[Dataset rows about figures]
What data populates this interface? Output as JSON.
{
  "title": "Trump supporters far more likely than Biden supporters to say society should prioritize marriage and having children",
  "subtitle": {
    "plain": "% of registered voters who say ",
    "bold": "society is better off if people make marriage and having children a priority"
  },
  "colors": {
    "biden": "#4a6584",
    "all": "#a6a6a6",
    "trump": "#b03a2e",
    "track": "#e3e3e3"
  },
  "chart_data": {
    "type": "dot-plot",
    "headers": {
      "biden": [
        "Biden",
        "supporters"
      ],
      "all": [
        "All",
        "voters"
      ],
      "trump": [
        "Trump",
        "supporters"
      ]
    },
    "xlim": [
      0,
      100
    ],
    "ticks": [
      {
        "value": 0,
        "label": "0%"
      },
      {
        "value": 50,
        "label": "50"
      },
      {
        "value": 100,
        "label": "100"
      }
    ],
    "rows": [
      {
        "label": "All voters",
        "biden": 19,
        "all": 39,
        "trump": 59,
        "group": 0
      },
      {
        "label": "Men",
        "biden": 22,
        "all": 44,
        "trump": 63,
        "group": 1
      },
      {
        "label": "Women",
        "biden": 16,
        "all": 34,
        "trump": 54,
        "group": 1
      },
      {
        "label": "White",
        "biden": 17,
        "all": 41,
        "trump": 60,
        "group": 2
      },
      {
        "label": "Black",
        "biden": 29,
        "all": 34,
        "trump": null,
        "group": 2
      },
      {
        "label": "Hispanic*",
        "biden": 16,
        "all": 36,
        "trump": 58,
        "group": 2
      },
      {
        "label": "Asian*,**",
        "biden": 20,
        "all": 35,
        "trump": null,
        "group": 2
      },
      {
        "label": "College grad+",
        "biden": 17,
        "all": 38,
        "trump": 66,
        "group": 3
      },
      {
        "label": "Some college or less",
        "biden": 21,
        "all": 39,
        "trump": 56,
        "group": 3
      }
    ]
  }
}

**REQUIRED WORK**
Above are some records; extract every one of them exactly.

**FINAL RESULT**
What data populates this interface? Output as JSON.
{
  "title": "Trump supporters far more likely than Biden supporters to say society should prioritize marriage and having children",
  "subtitle": {
    "plain": "% of registered voters who say ",
    "bold": "society is better off if people make marriage and having children a priority"
  },
  "colors": {
    "biden": "#4a6584",
    "all": "#a6a6a6",
    "trump": "#b03a2e",
    "track": "#e3e3e3"
  },
  "chart_data": {
    "type": "dot-plot",
    "headers": {
      "biden": [
        "Biden",
        "supporters"
      ],
      "all": [
        "All",
        "voters"
      ],
      "trump": [
        "Trump",
        "supporters"
      ]
    },
    "xlim": [
      0,
      100
    ],
    "ticks": [
      {
        "value": 0,
        "label": "0%"
      },
      {
        "value": 50,
        "label": "50"
      },
      {
        "value": 100,
        "label": "100"
      }
    ],
    "rows": [
      {
        "label": "All voters",
        "biden": 19,
        "all": 39,
        "trump": 59,
        "group": 0
      },
      {
        "label": "Men",
        "biden": 22,
        "all": 44,
        "trump": 63,
        "group": 1
      },
      {
        "label": "Women",
        "biden": 16,
        "all": 34,
        "trump": 54,
        "group": 1
      },
      {
        "label": "White",
        "biden": 17,
        "all": 41,
        "trump": 60,
        "group": 2
      },
      {
        "label": "Black",
        "biden": 29,
        "all": 34,
        "trump": null,
        "group": 2
      },
      {
        "label": "Hispanic*",
        "biden": 16,
        "all": 36,
        "trump": 58,
        "group": 2
      },
      {
        "label": "Asian*,**",
        "biden": 20,
        "all": 35,
        "trump": null,
        "group": 2
      },
      {
        "label": "College grad+",
        "biden": 17,
        "all": 38,
        "trump": 66,
        "group": 3
      },
      {
        "label": "Some college or less",
        "biden": 21,
        "all": 39,
        "trump": 56,
        "group": 3
      }
    ]
  }
}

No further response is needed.